● **WHAT IS EXPECTED**: Among the records below, find the lines that contain "Standard" and copy each of them.

● **Excerpts from a dataset**:
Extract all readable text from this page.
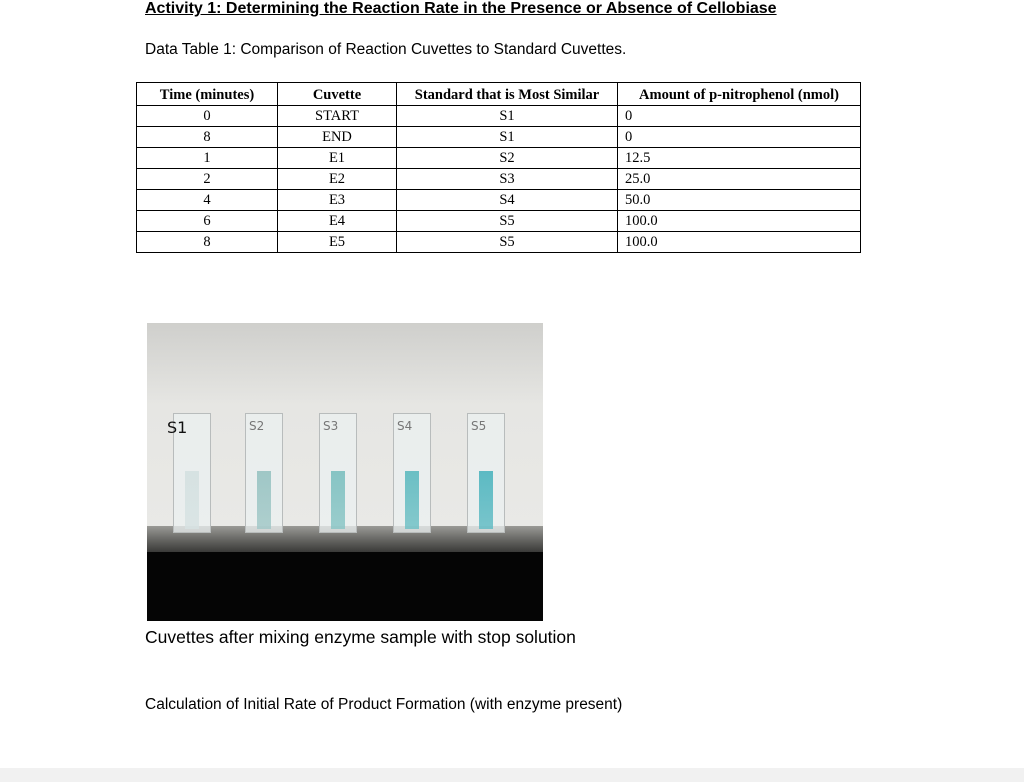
Activity 1: Determining the Reaction Rate in the Presence or Absence of Cellobiase
Data Table 1: Comparison of Reaction Cuvettes to Standard Cuvettes.
Time (minutes)	Cuvette	Standard that is Most Similar	Amount of p-nitrophenol (nmol)
0	START	S1	0
8	END	S1	0
1	E1	S2	12.5
2	E2	S3	25.0
4	E3	S4	50.0
6	E4	S5	100.0
8	E5	S5	100.0
S1	S2	S3	S4	S5
Cuvettes after mixing enzyme sample with stop solution
Calculation of Initial Rate of Product Formation (with enzyme present)
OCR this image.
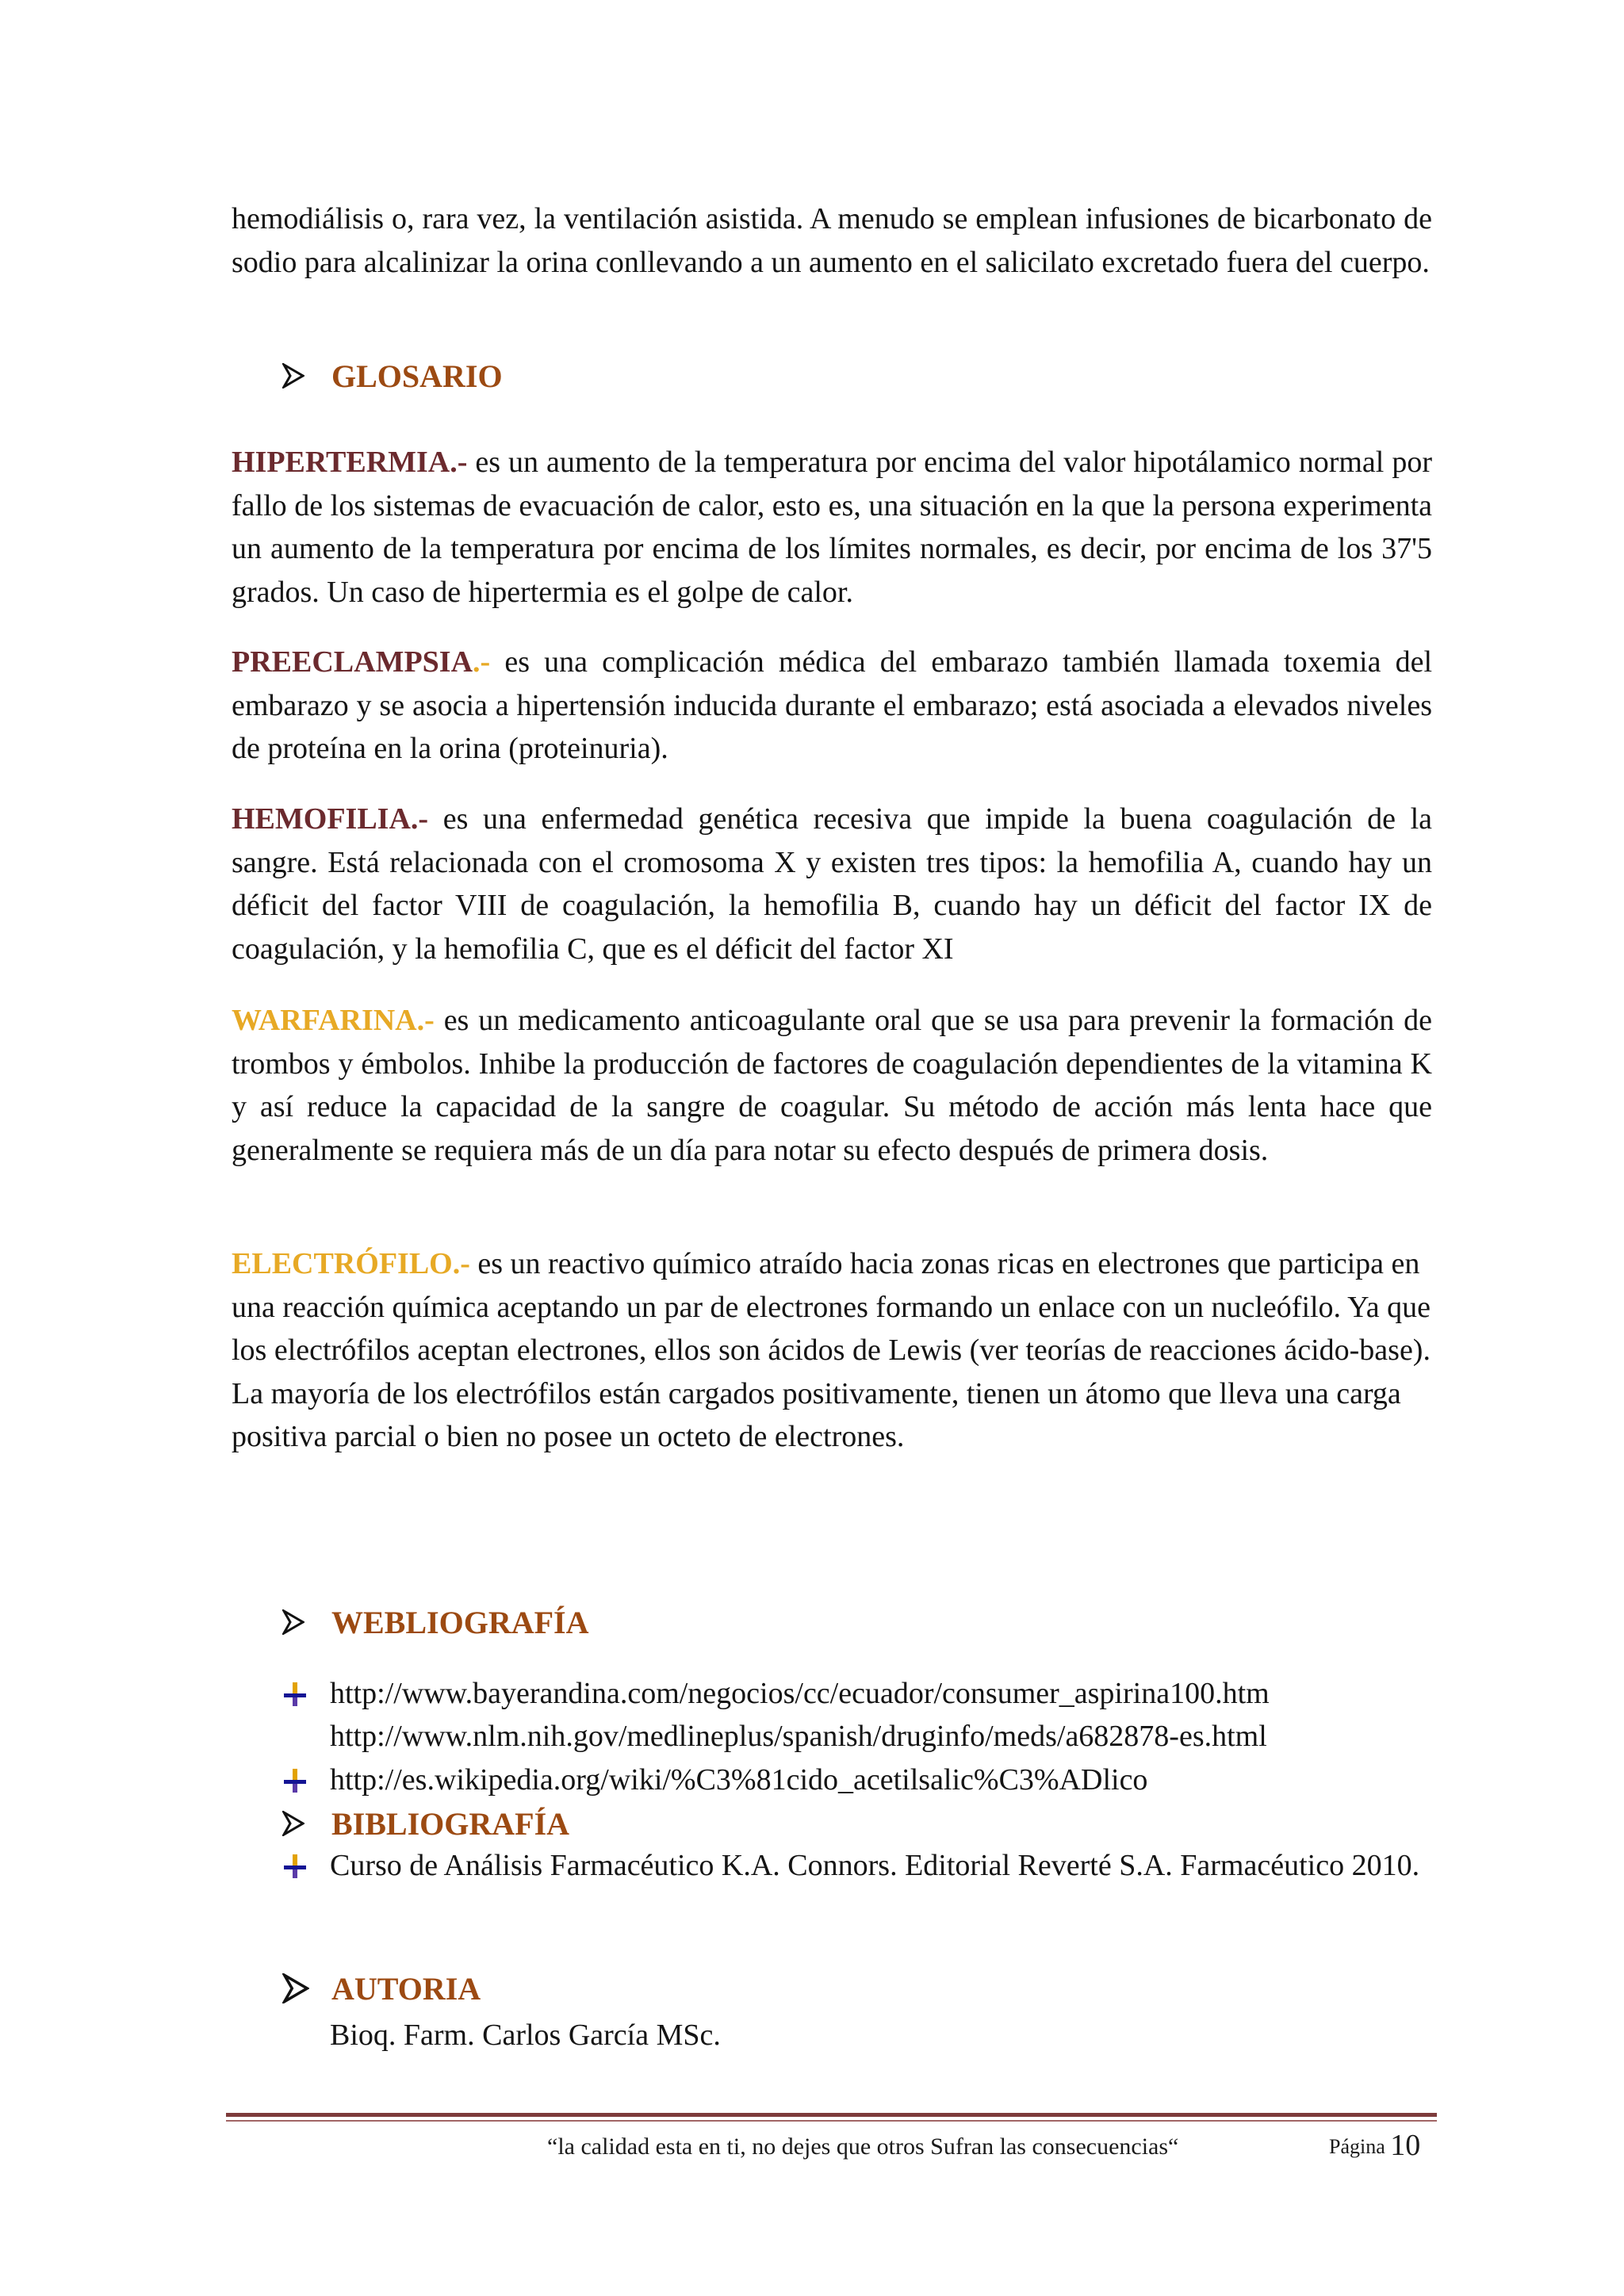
hemodiálisis o, rara vez, la ventilación asistida. A menudo se emplean infusiones de bicarbonato de sodio para alcalinizar la orina conllevando a un aumento en el salicilato excretado fuera del cuerpo.

GLOSARIO

HIPERTERMIA.- es un aumento de la temperatura por encima del valor hipotálamico normal por fallo de los sistemas de evacuación de calor, esto es, una situación en la que la persona experimenta un aumento de la temperatura por encima de los límites normales, es decir, por encima de los 37'5 grados. Un caso de hipertermia es el golpe de calor.

PREECLAMPSIA.- es una complicación médica del embarazo también llamada toxemia del embarazo y se asocia a hipertensión inducida durante el embarazo; está asociada a elevados niveles de proteína en la orina (proteinuria).

HEMOFILIA.- es una enfermedad genética recesiva que impide la buena coagulación de la sangre. Está relacionada con el cromosoma X y existen tres tipos: la hemofilia A, cuando hay un déficit del factor VIII de coagulación, la hemofilia B, cuando hay un déficit del factor IX de coagulación, y la hemofilia C, que es el déficit del factor XI

WARFARINA.- es un medicamento anticoagulante oral que se usa para prevenir la formación de trombos y émbolos. Inhibe la producción de factores de coagulación dependientes de la vitamina K y así reduce la capacidad de la sangre de coagular. Su método de acción más lenta hace que generalmente se requiera más de un día para notar su efecto después de primera dosis.

ELECTRÓFILO.- es un reactivo químico atraído hacia zonas ricas en electrones que participa en una reacción química aceptando un par de electrones formando un enlace con un nucleófilo. Ya que los electrófilos aceptan electrones, ellos son ácidos de Lewis (ver teorías de reacciones ácido-base). La mayoría de los electrófilos están cargados positivamente, tienen un átomo que lleva una carga positiva parcial o bien no posee un octeto de electrones.

WEBLIOGRAFÍA
http://www.bayerandina.com/negocios/cc/ecuador/consumer_aspirina100.htm
http://www.nlm.nih.gov/medlineplus/spanish/druginfo/meds/a682878-es.html
http://es.wikipedia.org/wiki/%C3%81cido_acetilsalic%C3%ADlico
BIBLIOGRAFÍA
Curso de Análisis Farmacéutico K.A. Connors. Editorial Reverté S.A. Farmacéutico 2010.
AUTORIA
Bioq. Farm. Carlos García MSc.
“la calidad esta en ti, no dejes que otros Sufran las consecuencias“	Página 10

● **WRITTEN RESPONSE**:
Data Table 1: Comparison of Reaction Cuvettes to Standard Cuvettes.
Time (minutes)	Cuvette	Standard that is Most Similar	Amount of p-nitrophenol (nmol)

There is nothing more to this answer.